**TASK BRIEF**
Return the listing below word for word.

***** EXERCISE INPUT

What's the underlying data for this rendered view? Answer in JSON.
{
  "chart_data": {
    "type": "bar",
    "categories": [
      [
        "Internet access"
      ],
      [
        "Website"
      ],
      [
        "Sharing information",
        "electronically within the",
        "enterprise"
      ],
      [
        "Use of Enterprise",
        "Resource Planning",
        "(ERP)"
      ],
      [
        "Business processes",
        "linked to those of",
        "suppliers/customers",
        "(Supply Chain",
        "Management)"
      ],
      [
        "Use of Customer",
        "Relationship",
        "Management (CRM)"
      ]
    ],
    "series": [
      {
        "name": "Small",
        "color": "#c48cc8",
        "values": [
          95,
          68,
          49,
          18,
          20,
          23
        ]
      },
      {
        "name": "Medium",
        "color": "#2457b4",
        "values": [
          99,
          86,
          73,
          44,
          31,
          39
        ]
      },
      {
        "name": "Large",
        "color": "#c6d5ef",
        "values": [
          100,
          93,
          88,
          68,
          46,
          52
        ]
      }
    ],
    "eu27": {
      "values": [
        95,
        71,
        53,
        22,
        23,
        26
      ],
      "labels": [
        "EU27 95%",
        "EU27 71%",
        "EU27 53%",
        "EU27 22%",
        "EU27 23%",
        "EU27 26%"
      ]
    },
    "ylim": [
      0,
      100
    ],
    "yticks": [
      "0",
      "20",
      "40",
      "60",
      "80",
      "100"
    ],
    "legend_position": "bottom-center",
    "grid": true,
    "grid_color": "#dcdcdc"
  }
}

**********

**FULL OUTPUT**
What's the underlying data for this rendered view? Answer in JSON.
{
  "chart_data": {
    "type": "bar",
    "categories": [
      [
        "Internet access"
      ],
      [
        "Website"
      ],
      [
        "Sharing information",
        "electronically within the",
        "enterprise"
      ],
      [
        "Use of Enterprise",
        "Resource Planning",
        "(ERP)"
      ],
      [
        "Business processes",
        "linked to those of",
        "suppliers/customers",
        "(Supply Chain",
        "Management)"
      ],
      [
        "Use of Customer",
        "Relationship",
        "Management (CRM)"
      ]
    ],
    "series": [
      {
        "name": "Small",
        "color": "#c48cc8",
        "values": [
          95,
          68,
          49,
          18,
          20,
          23
        ]
      },
      {
        "name": "Medium",
        "color": "#2457b4",
        "values": [
          99,
          86,
          73,
          44,
          31,
          39
        ]
      },
      {
        "name": "Large",
        "color": "#c6d5ef",
        "values": [
          100,
          93,
          88,
          68,
          46,
          52
        ]
      }
    ],
    "eu27": {
      "values": [
        95,
        71,
        53,
        22,
        23,
        26
      ],
      "labels": [
        "EU27 95%",
        "EU27 71%",
        "EU27 53%",
        "EU27 22%",
        "EU27 23%",
        "EU27 26%"
      ]
    },
    "ylim": [
      0,
      100
    ],
    "yticks": [
      "0",
      "20",
      "40",
      "60",
      "80",
      "100"
    ],
    "legend_position": "bottom-center",
    "grid": true,
    "grid_color": "#dcdcdc"
  }
}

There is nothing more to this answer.